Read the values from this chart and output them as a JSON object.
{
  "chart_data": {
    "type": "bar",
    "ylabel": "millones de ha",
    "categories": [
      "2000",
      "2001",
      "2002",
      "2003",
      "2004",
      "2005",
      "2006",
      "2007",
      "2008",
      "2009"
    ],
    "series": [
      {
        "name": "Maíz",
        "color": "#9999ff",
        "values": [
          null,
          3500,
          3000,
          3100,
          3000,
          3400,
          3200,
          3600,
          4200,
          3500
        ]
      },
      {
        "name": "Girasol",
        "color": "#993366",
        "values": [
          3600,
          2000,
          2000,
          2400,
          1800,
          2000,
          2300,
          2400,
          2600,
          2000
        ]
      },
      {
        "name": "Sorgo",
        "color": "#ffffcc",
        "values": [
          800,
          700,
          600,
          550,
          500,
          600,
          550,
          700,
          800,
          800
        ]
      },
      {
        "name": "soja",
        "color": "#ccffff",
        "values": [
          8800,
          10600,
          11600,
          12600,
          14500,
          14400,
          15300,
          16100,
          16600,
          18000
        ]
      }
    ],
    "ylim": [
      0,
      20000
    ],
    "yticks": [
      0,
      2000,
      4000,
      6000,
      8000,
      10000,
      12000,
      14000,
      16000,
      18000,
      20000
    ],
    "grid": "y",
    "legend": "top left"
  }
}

* * *

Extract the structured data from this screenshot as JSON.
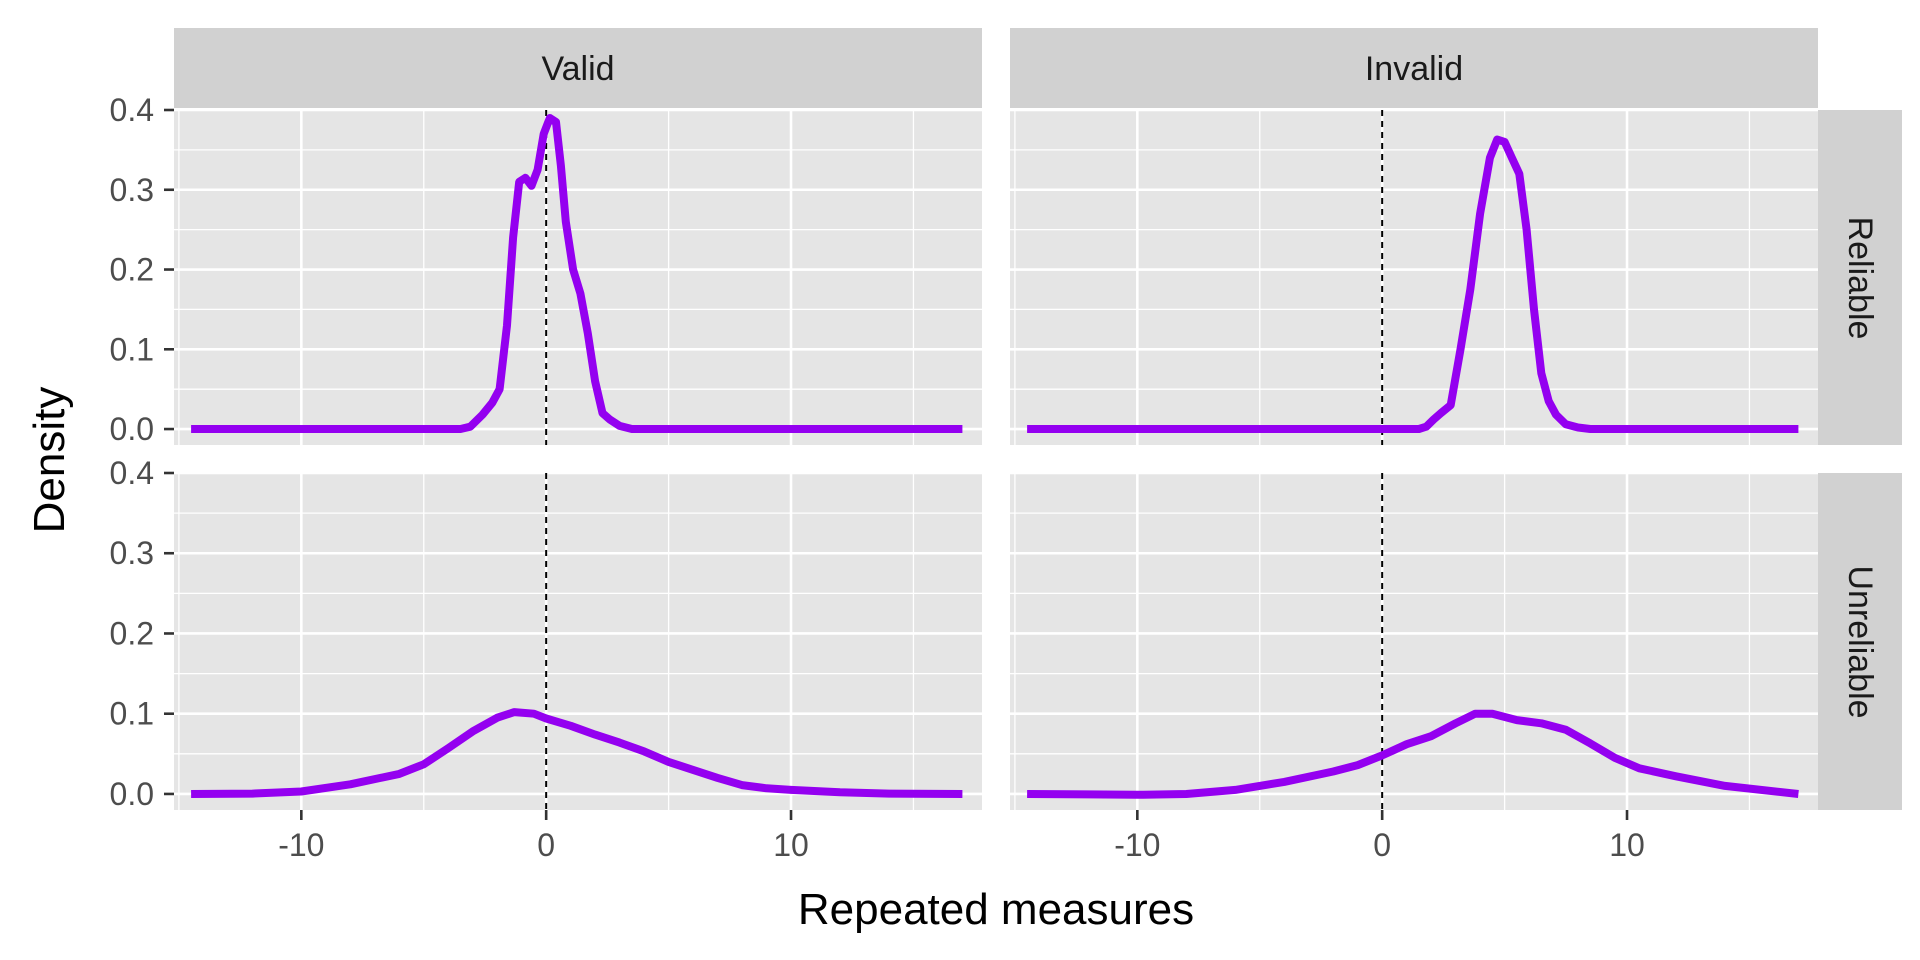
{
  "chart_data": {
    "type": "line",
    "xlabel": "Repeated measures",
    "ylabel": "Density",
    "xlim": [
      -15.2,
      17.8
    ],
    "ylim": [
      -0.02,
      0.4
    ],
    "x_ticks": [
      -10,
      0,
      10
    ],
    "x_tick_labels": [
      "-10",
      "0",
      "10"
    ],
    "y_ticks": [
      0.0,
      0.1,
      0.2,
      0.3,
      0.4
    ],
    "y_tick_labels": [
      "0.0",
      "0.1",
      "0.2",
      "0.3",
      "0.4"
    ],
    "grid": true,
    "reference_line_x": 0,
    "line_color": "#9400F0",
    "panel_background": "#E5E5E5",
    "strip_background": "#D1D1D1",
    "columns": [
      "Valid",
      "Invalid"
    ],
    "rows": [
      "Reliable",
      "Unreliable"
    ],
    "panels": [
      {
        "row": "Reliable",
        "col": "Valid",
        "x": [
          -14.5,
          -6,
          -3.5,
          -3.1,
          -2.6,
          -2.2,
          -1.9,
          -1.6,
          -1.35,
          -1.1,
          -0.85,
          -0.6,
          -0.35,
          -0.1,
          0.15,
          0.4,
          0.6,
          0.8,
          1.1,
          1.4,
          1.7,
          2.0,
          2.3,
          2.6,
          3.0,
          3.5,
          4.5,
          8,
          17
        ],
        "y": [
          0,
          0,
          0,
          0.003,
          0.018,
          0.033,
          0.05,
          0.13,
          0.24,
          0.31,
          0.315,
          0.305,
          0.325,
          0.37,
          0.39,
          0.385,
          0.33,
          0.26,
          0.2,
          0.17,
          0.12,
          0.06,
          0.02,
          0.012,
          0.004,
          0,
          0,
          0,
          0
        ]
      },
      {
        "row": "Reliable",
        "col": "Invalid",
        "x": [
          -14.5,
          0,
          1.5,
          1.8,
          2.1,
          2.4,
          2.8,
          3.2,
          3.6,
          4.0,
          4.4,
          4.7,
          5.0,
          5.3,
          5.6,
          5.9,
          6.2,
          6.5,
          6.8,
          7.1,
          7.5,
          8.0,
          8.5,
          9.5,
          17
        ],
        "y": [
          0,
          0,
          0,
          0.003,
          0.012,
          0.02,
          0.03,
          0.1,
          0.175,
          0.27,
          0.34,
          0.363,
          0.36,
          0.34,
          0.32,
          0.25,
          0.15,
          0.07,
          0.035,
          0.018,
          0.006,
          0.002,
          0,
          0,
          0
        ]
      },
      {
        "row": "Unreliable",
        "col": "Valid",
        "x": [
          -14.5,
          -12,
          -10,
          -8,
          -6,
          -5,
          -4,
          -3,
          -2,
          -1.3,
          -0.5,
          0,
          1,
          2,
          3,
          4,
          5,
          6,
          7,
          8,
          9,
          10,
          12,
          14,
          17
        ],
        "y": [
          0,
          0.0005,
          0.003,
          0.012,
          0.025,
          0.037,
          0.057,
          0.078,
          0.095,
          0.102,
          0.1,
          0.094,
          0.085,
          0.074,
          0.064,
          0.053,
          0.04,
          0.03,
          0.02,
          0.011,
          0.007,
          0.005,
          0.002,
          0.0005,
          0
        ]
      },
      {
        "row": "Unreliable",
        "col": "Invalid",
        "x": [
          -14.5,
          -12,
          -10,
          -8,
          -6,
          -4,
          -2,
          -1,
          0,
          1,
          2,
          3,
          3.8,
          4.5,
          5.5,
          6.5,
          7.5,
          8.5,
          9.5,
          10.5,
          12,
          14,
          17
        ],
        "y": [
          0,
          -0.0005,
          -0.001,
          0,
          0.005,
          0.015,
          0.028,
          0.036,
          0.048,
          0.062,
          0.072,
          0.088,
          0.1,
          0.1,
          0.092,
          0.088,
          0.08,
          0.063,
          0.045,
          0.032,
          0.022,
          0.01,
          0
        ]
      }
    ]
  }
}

> Task details
Gather up every line in the data above that contains the word "from", copying each one.

> Reply to the task
Read the values from this chart and output them as a JSON object.
Extract the structured data from this screenshot as JSON.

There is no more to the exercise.